> [Your objective]: Rewrite the part of the records that starts with the line containing "- legend: Roll" and ends with the line containing "- y-tick-label: -80: [540, 417, 562, 434]", replacing "Time (minutes)" with "Time (seconds)" and changing nothing else.

> [Listed records]:
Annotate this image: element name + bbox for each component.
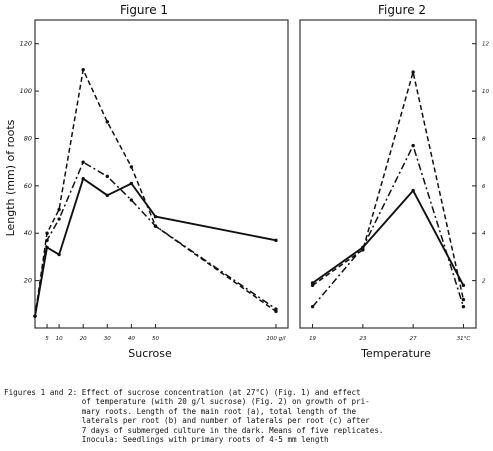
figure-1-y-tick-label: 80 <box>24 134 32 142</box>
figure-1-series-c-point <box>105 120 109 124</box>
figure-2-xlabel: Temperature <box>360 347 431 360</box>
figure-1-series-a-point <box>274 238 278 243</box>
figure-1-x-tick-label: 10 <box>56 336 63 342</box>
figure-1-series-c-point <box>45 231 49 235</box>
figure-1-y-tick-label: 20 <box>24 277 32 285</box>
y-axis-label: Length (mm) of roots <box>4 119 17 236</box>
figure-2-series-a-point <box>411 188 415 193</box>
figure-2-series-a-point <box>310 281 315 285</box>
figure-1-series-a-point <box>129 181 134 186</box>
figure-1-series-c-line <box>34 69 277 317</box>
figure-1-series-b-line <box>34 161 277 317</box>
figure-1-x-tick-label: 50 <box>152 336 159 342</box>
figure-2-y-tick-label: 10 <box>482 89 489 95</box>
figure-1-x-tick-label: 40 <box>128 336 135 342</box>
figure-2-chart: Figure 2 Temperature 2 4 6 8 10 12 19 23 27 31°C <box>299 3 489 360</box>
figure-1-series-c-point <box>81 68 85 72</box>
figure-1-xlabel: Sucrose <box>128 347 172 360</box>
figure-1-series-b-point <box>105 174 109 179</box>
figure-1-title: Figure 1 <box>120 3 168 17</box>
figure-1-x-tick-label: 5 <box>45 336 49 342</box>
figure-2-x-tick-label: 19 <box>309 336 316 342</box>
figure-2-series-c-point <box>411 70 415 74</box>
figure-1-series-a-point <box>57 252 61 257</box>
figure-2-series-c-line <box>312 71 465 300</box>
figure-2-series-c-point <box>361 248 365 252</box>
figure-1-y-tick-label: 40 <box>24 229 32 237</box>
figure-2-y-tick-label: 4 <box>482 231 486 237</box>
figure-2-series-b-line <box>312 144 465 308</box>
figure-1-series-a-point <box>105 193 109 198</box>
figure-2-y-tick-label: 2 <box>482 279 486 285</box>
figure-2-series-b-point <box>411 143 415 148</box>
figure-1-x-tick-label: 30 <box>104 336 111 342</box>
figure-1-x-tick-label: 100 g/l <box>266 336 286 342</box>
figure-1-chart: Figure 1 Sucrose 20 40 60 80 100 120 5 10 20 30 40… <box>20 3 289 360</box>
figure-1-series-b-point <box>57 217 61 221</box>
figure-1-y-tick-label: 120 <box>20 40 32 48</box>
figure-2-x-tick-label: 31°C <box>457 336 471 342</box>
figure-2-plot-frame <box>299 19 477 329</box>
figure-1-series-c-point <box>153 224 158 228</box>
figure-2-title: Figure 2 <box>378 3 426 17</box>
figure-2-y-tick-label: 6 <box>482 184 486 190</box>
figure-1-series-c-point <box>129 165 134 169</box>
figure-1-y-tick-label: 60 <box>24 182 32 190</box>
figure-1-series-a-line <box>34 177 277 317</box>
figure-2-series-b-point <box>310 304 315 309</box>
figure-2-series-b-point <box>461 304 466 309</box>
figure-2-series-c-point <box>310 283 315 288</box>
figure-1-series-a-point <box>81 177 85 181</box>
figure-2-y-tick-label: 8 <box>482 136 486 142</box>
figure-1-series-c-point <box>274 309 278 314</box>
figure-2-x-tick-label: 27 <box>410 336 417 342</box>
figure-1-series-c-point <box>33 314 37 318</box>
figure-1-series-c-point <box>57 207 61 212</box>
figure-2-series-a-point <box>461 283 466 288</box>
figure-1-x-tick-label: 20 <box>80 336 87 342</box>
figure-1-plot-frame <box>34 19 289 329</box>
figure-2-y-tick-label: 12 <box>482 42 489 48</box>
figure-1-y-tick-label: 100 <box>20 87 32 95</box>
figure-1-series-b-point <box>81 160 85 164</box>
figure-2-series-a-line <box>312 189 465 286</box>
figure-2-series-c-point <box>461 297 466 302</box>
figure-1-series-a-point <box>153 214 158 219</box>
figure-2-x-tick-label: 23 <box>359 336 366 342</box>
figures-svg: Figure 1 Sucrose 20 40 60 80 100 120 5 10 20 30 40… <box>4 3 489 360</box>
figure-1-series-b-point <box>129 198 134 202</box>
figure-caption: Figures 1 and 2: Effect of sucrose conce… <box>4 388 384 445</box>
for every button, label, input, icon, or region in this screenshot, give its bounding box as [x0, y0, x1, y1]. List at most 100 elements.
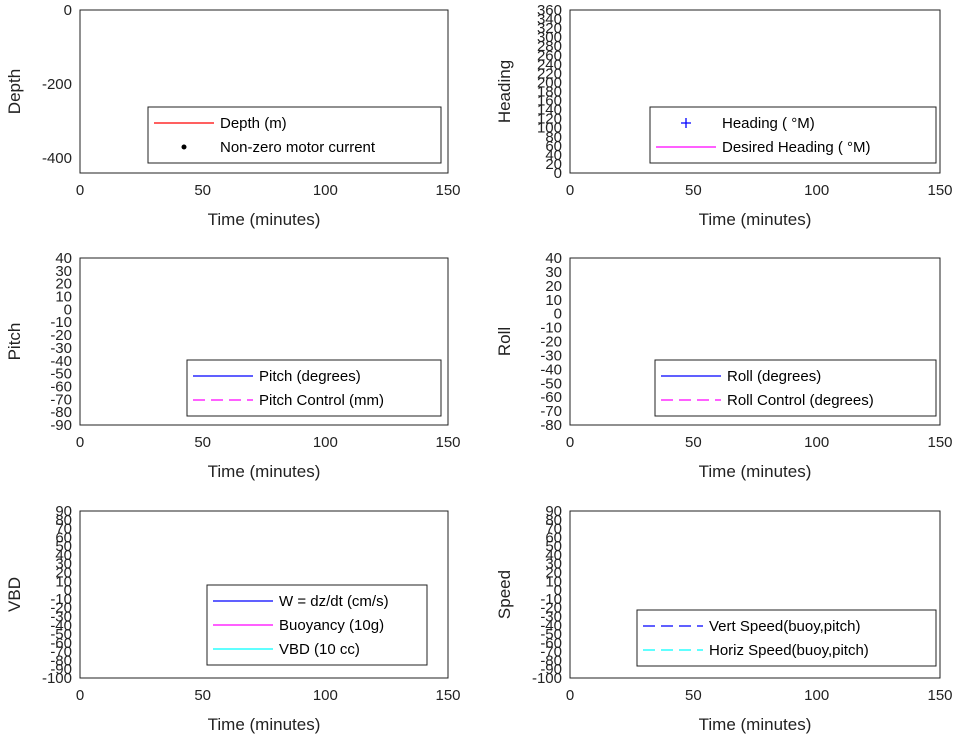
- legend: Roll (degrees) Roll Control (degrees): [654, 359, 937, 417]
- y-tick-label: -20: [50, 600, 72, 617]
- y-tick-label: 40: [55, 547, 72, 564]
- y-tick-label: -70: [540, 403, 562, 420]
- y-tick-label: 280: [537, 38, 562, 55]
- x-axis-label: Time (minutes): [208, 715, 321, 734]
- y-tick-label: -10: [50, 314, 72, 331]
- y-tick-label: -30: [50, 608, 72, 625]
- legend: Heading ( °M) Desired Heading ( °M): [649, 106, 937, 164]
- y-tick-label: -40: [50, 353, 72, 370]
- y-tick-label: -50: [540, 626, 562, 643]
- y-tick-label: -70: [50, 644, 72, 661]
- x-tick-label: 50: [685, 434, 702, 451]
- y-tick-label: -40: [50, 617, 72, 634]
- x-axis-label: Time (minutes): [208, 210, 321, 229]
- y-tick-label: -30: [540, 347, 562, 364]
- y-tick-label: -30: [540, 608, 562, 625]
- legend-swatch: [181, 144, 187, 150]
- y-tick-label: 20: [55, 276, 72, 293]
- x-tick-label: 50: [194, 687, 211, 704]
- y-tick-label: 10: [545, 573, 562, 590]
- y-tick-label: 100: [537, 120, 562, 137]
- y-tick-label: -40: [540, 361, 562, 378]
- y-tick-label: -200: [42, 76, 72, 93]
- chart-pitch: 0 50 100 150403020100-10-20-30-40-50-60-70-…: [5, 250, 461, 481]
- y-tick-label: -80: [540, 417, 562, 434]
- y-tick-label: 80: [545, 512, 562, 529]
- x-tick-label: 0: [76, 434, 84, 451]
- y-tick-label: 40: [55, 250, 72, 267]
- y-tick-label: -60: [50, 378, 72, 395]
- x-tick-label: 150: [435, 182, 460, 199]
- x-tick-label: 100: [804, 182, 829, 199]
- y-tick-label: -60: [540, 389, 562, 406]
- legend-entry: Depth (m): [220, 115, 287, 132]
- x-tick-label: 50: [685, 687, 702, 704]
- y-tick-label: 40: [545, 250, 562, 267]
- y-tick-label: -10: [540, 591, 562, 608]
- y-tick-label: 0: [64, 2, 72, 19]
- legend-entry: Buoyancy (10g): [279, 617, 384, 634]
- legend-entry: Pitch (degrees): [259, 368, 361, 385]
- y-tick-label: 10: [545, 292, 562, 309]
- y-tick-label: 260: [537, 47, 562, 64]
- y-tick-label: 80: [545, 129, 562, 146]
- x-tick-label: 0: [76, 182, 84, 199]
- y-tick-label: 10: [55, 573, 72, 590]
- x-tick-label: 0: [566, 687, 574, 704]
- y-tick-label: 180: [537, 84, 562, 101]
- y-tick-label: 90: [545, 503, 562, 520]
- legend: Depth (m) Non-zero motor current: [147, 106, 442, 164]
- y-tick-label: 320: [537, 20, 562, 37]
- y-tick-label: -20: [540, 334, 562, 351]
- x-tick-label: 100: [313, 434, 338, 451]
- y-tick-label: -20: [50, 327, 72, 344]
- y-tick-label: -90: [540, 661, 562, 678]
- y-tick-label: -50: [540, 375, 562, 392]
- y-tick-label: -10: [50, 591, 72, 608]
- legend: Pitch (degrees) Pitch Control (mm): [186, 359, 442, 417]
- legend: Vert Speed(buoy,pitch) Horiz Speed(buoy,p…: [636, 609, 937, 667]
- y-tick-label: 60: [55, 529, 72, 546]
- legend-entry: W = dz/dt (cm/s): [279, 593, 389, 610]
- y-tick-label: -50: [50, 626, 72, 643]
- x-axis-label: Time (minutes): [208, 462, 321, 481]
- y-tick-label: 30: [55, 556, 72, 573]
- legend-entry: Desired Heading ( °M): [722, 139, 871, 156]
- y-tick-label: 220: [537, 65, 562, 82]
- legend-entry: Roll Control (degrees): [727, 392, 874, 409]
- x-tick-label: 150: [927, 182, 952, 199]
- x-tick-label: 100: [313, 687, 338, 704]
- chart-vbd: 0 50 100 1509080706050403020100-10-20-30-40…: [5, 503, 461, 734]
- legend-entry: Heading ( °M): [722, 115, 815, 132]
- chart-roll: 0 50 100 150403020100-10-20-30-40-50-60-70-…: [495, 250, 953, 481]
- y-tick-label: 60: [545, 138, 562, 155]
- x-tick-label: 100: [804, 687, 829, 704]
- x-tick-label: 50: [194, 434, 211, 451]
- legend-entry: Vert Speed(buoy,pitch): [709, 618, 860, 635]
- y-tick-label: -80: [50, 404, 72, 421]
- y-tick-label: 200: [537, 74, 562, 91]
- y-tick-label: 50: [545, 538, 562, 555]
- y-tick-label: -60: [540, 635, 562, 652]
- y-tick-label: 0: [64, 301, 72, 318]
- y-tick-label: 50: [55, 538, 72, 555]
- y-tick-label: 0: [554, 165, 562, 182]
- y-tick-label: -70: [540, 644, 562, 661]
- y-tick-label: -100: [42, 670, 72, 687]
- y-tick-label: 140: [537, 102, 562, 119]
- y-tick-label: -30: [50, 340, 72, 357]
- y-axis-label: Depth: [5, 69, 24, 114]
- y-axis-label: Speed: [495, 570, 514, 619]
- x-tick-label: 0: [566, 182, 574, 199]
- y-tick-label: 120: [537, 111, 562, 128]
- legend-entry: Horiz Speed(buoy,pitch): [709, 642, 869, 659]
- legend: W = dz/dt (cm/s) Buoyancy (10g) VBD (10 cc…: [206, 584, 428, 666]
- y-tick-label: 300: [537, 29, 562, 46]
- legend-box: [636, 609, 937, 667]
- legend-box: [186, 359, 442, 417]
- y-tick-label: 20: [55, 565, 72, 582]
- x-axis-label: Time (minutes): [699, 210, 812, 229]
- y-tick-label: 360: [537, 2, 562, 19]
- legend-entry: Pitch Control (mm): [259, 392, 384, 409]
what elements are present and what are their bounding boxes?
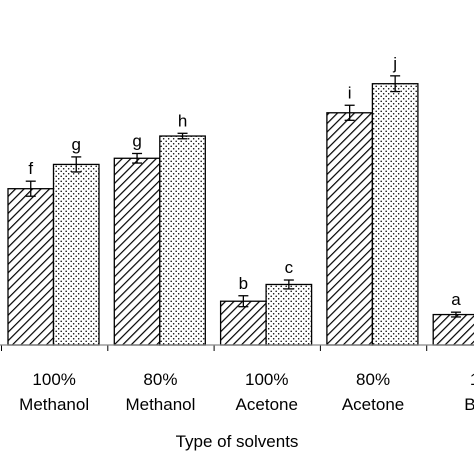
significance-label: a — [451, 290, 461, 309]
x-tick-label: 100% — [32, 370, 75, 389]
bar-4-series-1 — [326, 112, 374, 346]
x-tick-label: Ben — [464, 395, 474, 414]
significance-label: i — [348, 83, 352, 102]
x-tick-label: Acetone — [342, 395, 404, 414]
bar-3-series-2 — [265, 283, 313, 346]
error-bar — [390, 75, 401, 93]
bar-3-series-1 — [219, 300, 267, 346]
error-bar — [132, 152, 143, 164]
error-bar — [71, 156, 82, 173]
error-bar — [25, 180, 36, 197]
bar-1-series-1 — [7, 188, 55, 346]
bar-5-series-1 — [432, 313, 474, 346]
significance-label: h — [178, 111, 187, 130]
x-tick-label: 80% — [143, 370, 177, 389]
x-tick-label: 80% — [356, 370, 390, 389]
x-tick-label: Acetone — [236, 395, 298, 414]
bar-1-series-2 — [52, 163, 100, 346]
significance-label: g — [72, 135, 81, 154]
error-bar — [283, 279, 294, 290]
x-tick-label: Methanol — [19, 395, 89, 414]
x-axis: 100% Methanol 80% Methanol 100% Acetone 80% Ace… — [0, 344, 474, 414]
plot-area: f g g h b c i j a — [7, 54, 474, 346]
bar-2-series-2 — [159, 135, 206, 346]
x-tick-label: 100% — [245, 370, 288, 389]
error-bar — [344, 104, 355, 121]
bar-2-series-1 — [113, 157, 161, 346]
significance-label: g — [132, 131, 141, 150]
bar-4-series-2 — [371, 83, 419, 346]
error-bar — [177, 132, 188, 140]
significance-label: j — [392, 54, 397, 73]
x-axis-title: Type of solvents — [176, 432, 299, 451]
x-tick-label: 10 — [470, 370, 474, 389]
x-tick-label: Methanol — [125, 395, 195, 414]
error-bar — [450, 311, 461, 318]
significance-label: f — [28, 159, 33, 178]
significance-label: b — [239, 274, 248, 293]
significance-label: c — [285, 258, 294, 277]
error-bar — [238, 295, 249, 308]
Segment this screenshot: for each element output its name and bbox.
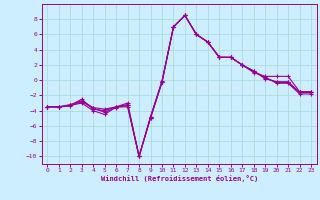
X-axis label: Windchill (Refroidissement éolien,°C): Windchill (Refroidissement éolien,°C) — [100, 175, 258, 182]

> [Complete response]:
- legend: Roll (degrees) Roll Control (degrees): [654, 359, 937, 417]
- y-tick-label: -20: [50, 600, 72, 617]
- y-tick-label: 40: [55, 547, 72, 564]
- y-tick-label: -70: [540, 403, 562, 420]
- y-tick-label: 280: [537, 38, 562, 55]
- x-axis-label: Time (seconds): [208, 715, 321, 734]
- y-tick-label: -10: [50, 314, 72, 331]
- y-tick-label: -30: [50, 608, 72, 625]
- legend: Heading ( °M) Desired Heading ( °M): [649, 106, 937, 164]
- y-tick-label: -40: [50, 353, 72, 370]
- y-tick-label: -50: [540, 626, 562, 643]
- y-tick-label: -70: [50, 644, 72, 661]
- x-tick-label: 50: [685, 434, 702, 451]
- y-tick-label: -40: [50, 617, 72, 634]
- x-axis-label: Time (seconds): [208, 210, 321, 229]
- y-tick-label: -30: [540, 347, 562, 364]
- y-tick-label: -30: [540, 608, 562, 625]
- legend-swatch: [181, 144, 187, 150]
- y-tick-label: 20: [55, 276, 72, 293]
- x-tick-label: 50: [194, 687, 211, 704]
- y-tick-label: 10: [545, 573, 562, 590]
- y-tick-label: 100: [537, 120, 562, 137]
- y-tick-label: -40: [540, 361, 562, 378]
- y-tick-label: -200: [42, 76, 72, 93]
- chart-pitch: 0 50 100 150403020100-10-20-30-40-50-60-70-…: [5, 250, 461, 481]
- y-tick-label: -80: [540, 417, 562, 434]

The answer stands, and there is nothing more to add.